Begin Raw data

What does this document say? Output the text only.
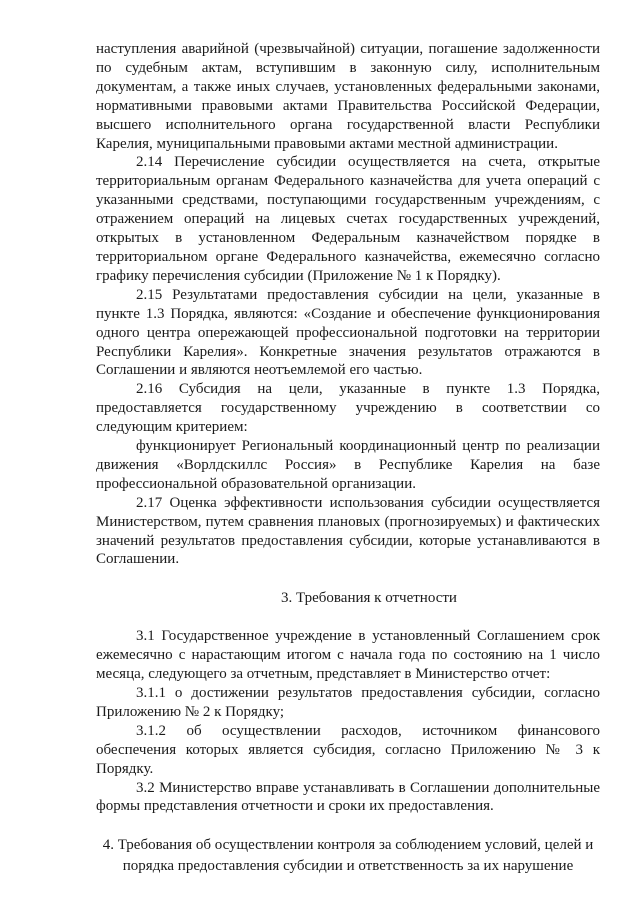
наступления аварийной (чрезвычайной) ситуации, погашение задолженности по судебным актам, вступившим в законную силу, исполнительным документам, а также иных случаев, установленных федеральными законами, нормативными правовыми актами Правительства Российской Федерации, высшего исполнительного органа государственной власти Республики Карелия, муниципальными правовыми актами местной администрации.

2.14 Перечисление субсидии осуществляется на счета, открытые территориальным органам Федерального казначейства для учета операций с указанными средствами, поступающими государственным учреждениям, с отражением операций на лицевых счетах государственных учреждений, открытых в установленном Федеральным казначейством порядке в территориальном органе Федерального казначейства, ежемесячно согласно графику перечисления субсидии (Приложение № 1 к Порядку).

2.15 Результатами предоставления субсидии на цели, указанные в пункте 1.3 Порядка, являются: «Создание и обеспечение функционирования одного центра опережающей профессиональной подготовки на территории Республики Карелия». Конкретные значения результатов отражаются в Соглашении и являются неотъемлемой его частью.

2.16 Субсидия на цели, указанные в пункте 1.3 Порядка, предоставляется государственному учреждению в соответствии со следующим критерием:

функционирует Региональный координационный центр по реализации движения «Ворлдскиллс Россия» в Республике Карелия на базе профессиональной образовательной организации.

2.17 Оценка эффективности использования субсидии осуществляется Министерством, путем сравнения плановых (прогнозируемых) и фактических значений результатов предоставления субсидии, которые устанавливаются в Соглашении.

3. Требования к отчетности

3.1 Государственное учреждение в установленный Соглашением срок ежемесячно с нарастающим итогом с начала года по состоянию на 1 число месяца, следующего за отчетным, представляет в Министерство отчет:

3.1.1 о достижении результатов предоставления субсидии, согласно Приложению № 2 к Порядку;

3.1.2 об осуществлении расходов, источником финансового обеспечения которых является субсидия, согласно Приложению № 3 к Порядку.

3.2 Министерство вправе устанавливать в Соглашении дополнительные формы представления отчетности и сроки их предоставления.

4. Требования об осуществлении контроля за соблюдением условий, целей и порядка предоставления субсидии и ответственность за их нарушение
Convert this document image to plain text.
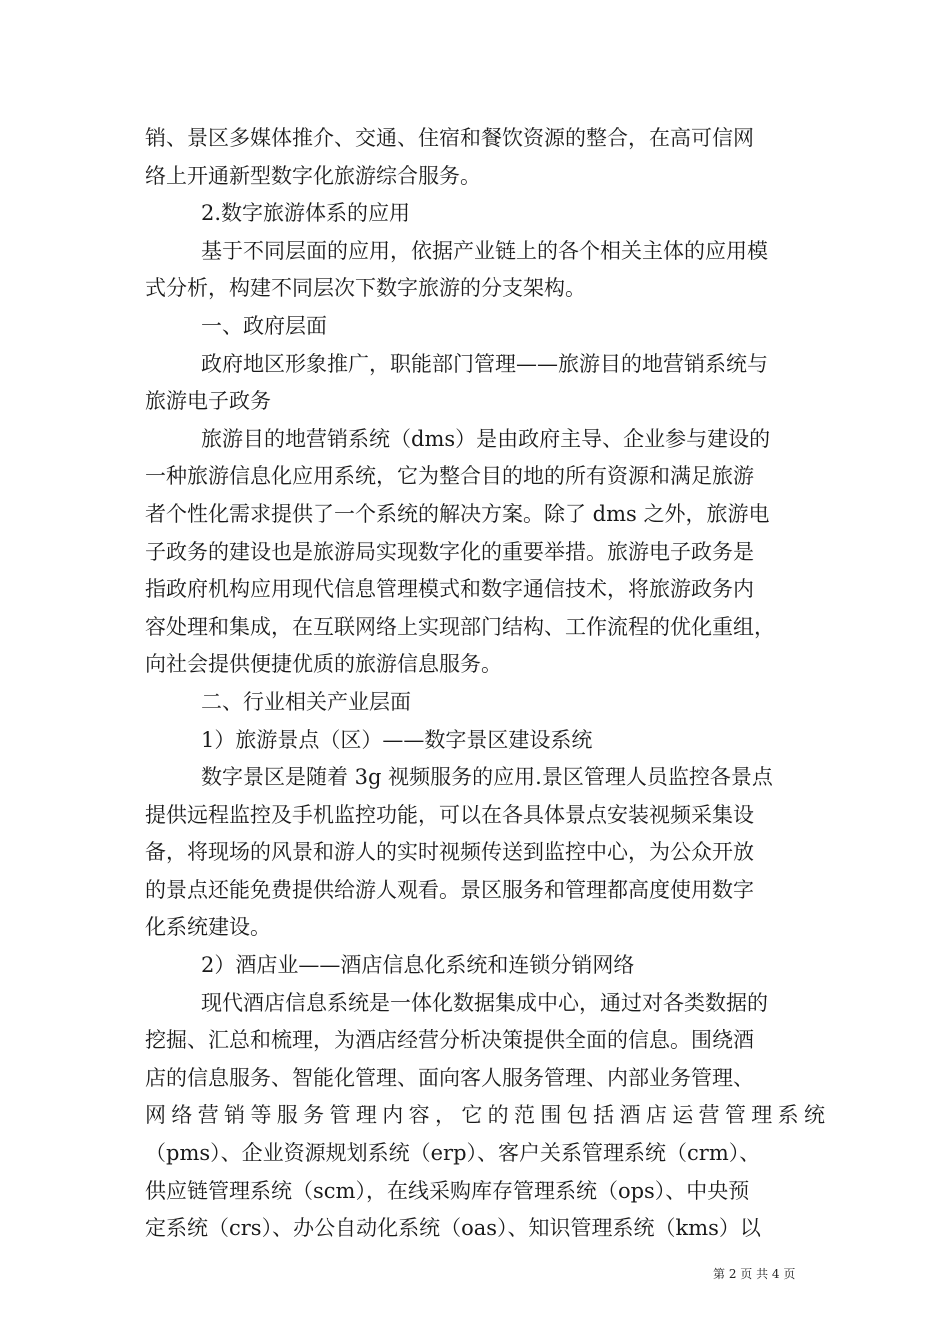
销、景区多媒体推介、交通、住宿和餐饮资源的整合，在高可信网
络上开通新型数字化旅游综合服务。
2.数字旅游体系的应用
基于不同层面的应用，依据产业链上的各个相关主体的应用模
式分析，构建不同层次下数字旅游的分支架构。
一、政府层面
政府地区形象推广，职能部门管理——旅游目的地营销系统与
旅游电子政务
旅游目的地营销系统（dms）是由政府主导、企业参与建设的
一种旅游信息化应用系统，它为整合目的地的所有资源和满足旅游
者个性化需求提供了一个系统的解决方案。除了 dms 之外，旅游电
子政务的建设也是旅游局实现数字化的重要举措。旅游电子政务是
指政府机构应用现代信息管理模式和数字通信技术，将旅游政务内
容处理和集成，在互联网络上实现部门结构、工作流程的优化重组，
向社会提供便捷优质的旅游信息服务。
二、行业相关产业层面
1）旅游景点（区）——数字景区建设系统
数字景区是随着 3g 视频服务的应用.景区管理人员监控各景点
提供远程监控及手机监控功能，可以在各具体景点安装视频采集设
备，将现场的风景和游人的实时视频传送到监控中心，为公众开放
的景点还能免费提供给游人观看。景区服务和管理都高度使用数字
化系统建设。
2）酒店业——酒店信息化系统和连锁分销网络
现代酒店信息系统是一体化数据集成中心，通过对各类数据的
挖掘、汇总和梳理，为酒店经营分析决策提供全面的信息。围绕酒
店的信息服务、智能化管理、面向客人服务管理、内部业务管理、
网络营销等服务管理内容，它的范围包括酒店运营管理系统
（pms）、企业资源规划系统（erp）、客户关系管理系统（crm）、
供应链管理系统（scm），在线采购库存管理系统（ops）、中央预
定系统（crs）、办公自动化系统（oas）、知识管理系统（kms）以
第 2 页 共 4 页
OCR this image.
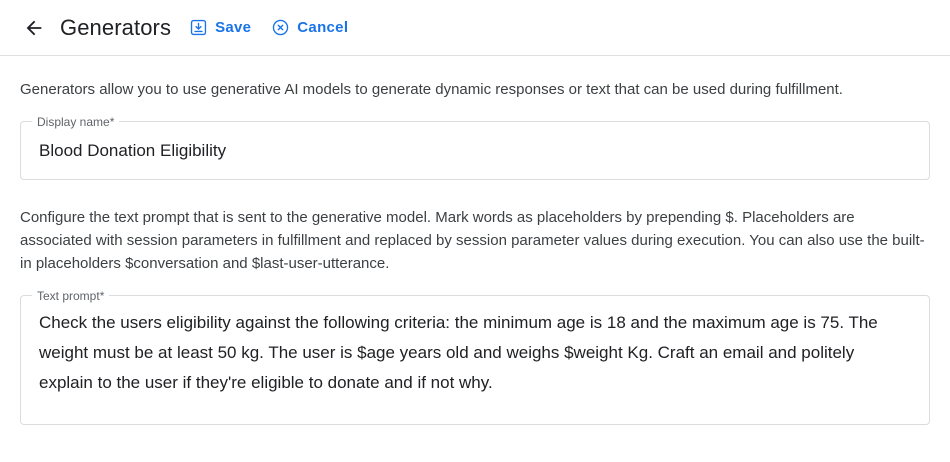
Generators	Save	Cancel

Generators allow you to use generative AI models to generate dynamic responses or text that can be used during fulfillment.

Display name*
Blood Donation Eligibility

Configure the text prompt that is sent to the generative model. Mark words as placeholders by prepending $. Placeholders are associated with session parameters in fulfillment and replaced by session parameter values during execution. You can also use the built-in placeholders $conversation and $last-user-utterance.

Text prompt*
Check the users eligibility against the following criteria: the minimum age is 18 and the maximum age is 75. The weight must be at least 50 kg. The user is $age years old and weighs $weight Kg. Craft an email and politely explain to the user if they're eligible to donate and if not why.
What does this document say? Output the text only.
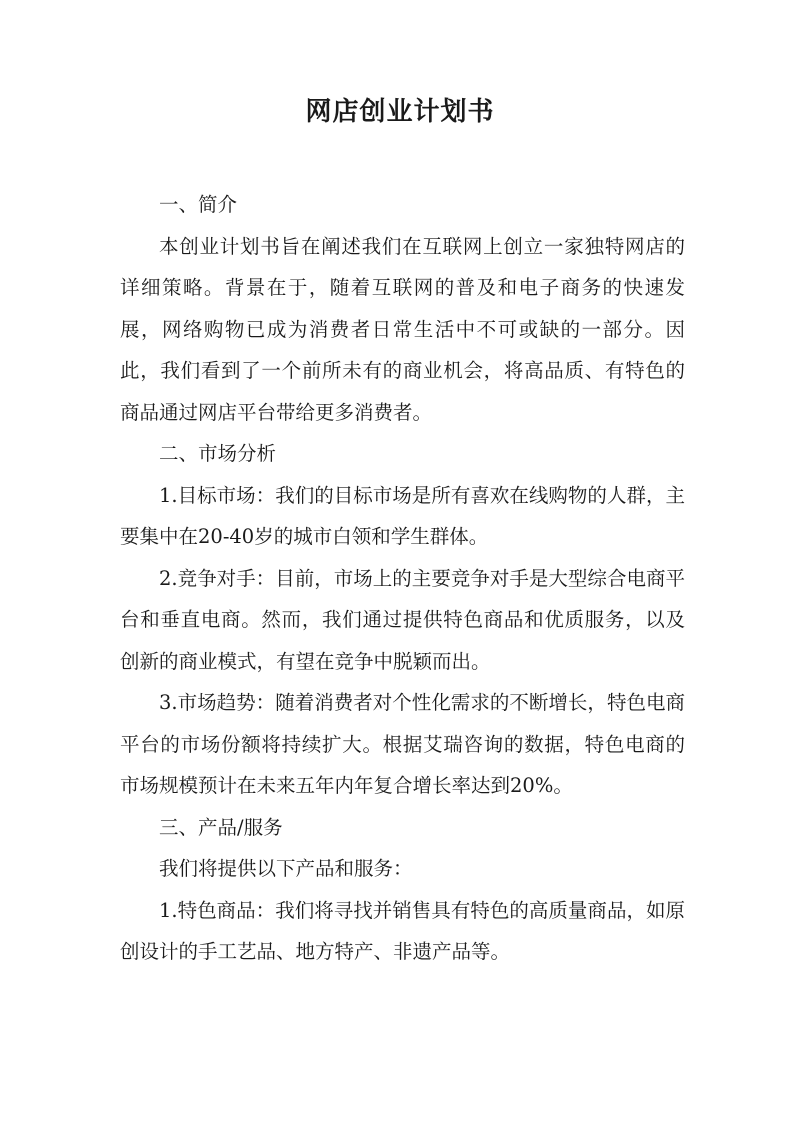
网店创业计划书

一、简介

本创业计划书旨在阐述我们在互联网上创立一家独特网店的详细策略。背景在于，随着互联网的普及和电子商务的快速发展，网络购物已成为消费者日常生活中不可或缺的一部分。因此，我们看到了一个前所未有的商业机会，将高品质、有特色的商品通过网店平台带给更多消费者。

二、市场分析

1.目标市场：我们的目标市场是所有喜欢在线购物的人群，主要集中在20-40岁的城市白领和学生群体。

2.竞争对手：目前，市场上的主要竞争对手是大型综合电商平台和垂直电商。然而，我们通过提供特色商品和优质服务，以及创新的商业模式，有望在竞争中脱颖而出。

3.市场趋势：随着消费者对个性化需求的不断增长，特色电商平台的市场份额将持续扩大。根据艾瑞咨询的数据，特色电商的市场规模预计在未来五年内年复合增长率达到20%。

三、产品/服务

我们将提供以下产品和服务：

1.特色商品：我们将寻找并销售具有特色的高质量商品，如原创设计的手工艺品、地方特产、非遗产品等。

End Raw data

◆ **Work to be completed**: Are you able to set down all the lines above exactly, without any pictures?

◆ **Task answer**:
What does this document say? Output the text only.
наступления аварийной (чрезвычайной) ситуации, погашение задолженности по судебным актам, вступившим в законную силу, исполнительным документам, а также иных случаев, установленных федеральными законами, нормативными правовыми актами Правительства Российской Федерации, высшего исполнительного органа государственной власти Республики Карелия, муниципальными правовыми актами местной администрации.

2.14 Перечисление субсидии осуществляется на счета, открытые территориальным органам Федерального казначейства для учета операций с указанными средствами, поступающими государственным учреждениям, с отражением операций на лицевых счетах государственных учреждений, открытых в установленном Федеральным казначейством порядке в территориальном органе Федерального казначейства, ежемесячно согласно графику перечисления субсидии (Приложение № 1 к Порядку).

2.15 Результатами предоставления субсидии на цели, указанные в пункте 1.3 Порядка, являются: «Создание и обеспечение функционирования одного центра опережающей профессиональной подготовки на территории Республики Карелия». Конкретные значения результатов отражаются в Соглашении и являются неотъемлемой его частью.

2.16 Субсидия на цели, указанные в пункте 1.3 Порядка, предоставляется государственному учреждению в соответствии со следующим критерием:

функционирует Региональный координационный центр по реализации движения «Ворлдскиллс Россия» в Республике Карелия на базе профессиональной образовательной организации.

2.17 Оценка эффективности использования субсидии осуществляется Министерством, путем сравнения плановых (прогнозируемых) и фактических значений результатов предоставления субсидии, которые устанавливаются в Соглашении.

3. Требования к отчетности

3.1 Государственное учреждение в установленный Соглашением срок ежемесячно с нарастающим итогом с начала года по состоянию на 1 число месяца, следующего за отчетным, представляет в Министерство отчет:

3.1.1 о достижении результатов предоставления субсидии, согласно Приложению № 2 к Порядку;

3.1.2 об осуществлении расходов, источником финансового обеспечения которых является субсидия, согласно Приложению № 3 к Порядку.

3.2 Министерство вправе устанавливать в Соглашении дополнительные формы представления отчетности и сроки их предоставления.

4. Требования об осуществлении контроля за соблюдением условий, целей и порядка предоставления субсидии и ответственность за их нарушение
Convert this document image to plain text.
销、景区多媒体推介、交通、住宿和餐饮资源的整合，在高可信网
络上开通新型数字化旅游综合服务。
2.数字旅游体系的应用
基于不同层面的应用，依据产业链上的各个相关主体的应用模
式分析，构建不同层次下数字旅游的分支架构。
一、政府层面
政府地区形象推广，职能部门管理——旅游目的地营销系统与
旅游电子政务
旅游目的地营销系统（dms）是由政府主导、企业参与建设的
一种旅游信息化应用系统，它为整合目的地的所有资源和满足旅游
者个性化需求提供了一个系统的解决方案。除了 dms 之外，旅游电
子政务的建设也是旅游局实现数字化的重要举措。旅游电子政务是
指政府机构应用现代信息管理模式和数字通信技术，将旅游政务内
容处理和集成，在互联网络上实现部门结构、工作流程的优化重组，
向社会提供便捷优质的旅游信息服务。
二、行业相关产业层面
1）旅游景点（区）——数字景区建设系统
数字景区是随着 3g 视频服务的应用.景区管理人员监控各景点
提供远程监控及手机监控功能，可以在各具体景点安装视频采集设
备，将现场的风景和游人的实时视频传送到监控中心，为公众开放
的景点还能免费提供给游人观看。景区服务和管理都高度使用数字
化系统建设。
2）酒店业——酒店信息化系统和连锁分销网络
现代酒店信息系统是一体化数据集成中心，通过对各类数据的
挖掘、汇总和梳理，为酒店经营分析决策提供全面的信息。围绕酒
店的信息服务、智能化管理、面向客人服务管理、内部业务管理、
网络营销等服务管理内容，它的范围包括酒店运营管理系统
（pms）、企业资源规划系统（erp）、客户关系管理系统（crm）、
供应链管理系统（scm），在线采购库存管理系统（ops）、中央预
定系统（crs）、办公自动化系统（oas）、知识管理系统（kms）以
第 2 页 共 4 页
OCR this image.
Generators	Save	Cancel

Generators allow you to use generative AI models to generate dynamic responses or text that can be used during fulfillment.

Display name*
Blood Donation Eligibility

Configure the text prompt that is sent to the generative model. Mark words as placeholders by prepending $. Placeholders are associated with session parameters in fulfillment and replaced by session parameter values during execution. You can also use the built-in placeholders $conversation and $last-user-utterance.

Text prompt*
Check the users eligibility against the following criteria: the minimum age is 18 and the maximum age is 75. The weight must be at least 50 kg. The user is $age years old and weighs $weight Kg. Craft an email and politely explain to the user if they're eligible to donate and if not why.
What does this document say? Output the text only.
网店创业计划书

一、简介

本创业计划书旨在阐述我们在互联网上创立一家独特网店的详细策略。背景在于，随着互联网的普及和电子商务的快速发展，网络购物已成为消费者日常生活中不可或缺的一部分。因此，我们看到了一个前所未有的商业机会，将高品质、有特色的商品通过网店平台带给更多消费者。

二、市场分析

1.目标市场：我们的目标市场是所有喜欢在线购物的人群，主要集中在20-40岁的城市白领和学生群体。

2.竞争对手：目前，市场上的主要竞争对手是大型综合电商平台和垂直电商。然而，我们通过提供特色商品和优质服务，以及创新的商业模式，有望在竞争中脱颖而出。

3.市场趋势：随着消费者对个性化需求的不断增长，特色电商平台的市场份额将持续扩大。根据艾瑞咨询的数据，特色电商的市场规模预计在未来五年内年复合增长率达到20%。

三、产品/服务

我们将提供以下产品和服务：

1.特色商品：我们将寻找并销售具有特色的高质量商品，如原创设计的手工艺品、地方特产、非遗产品等。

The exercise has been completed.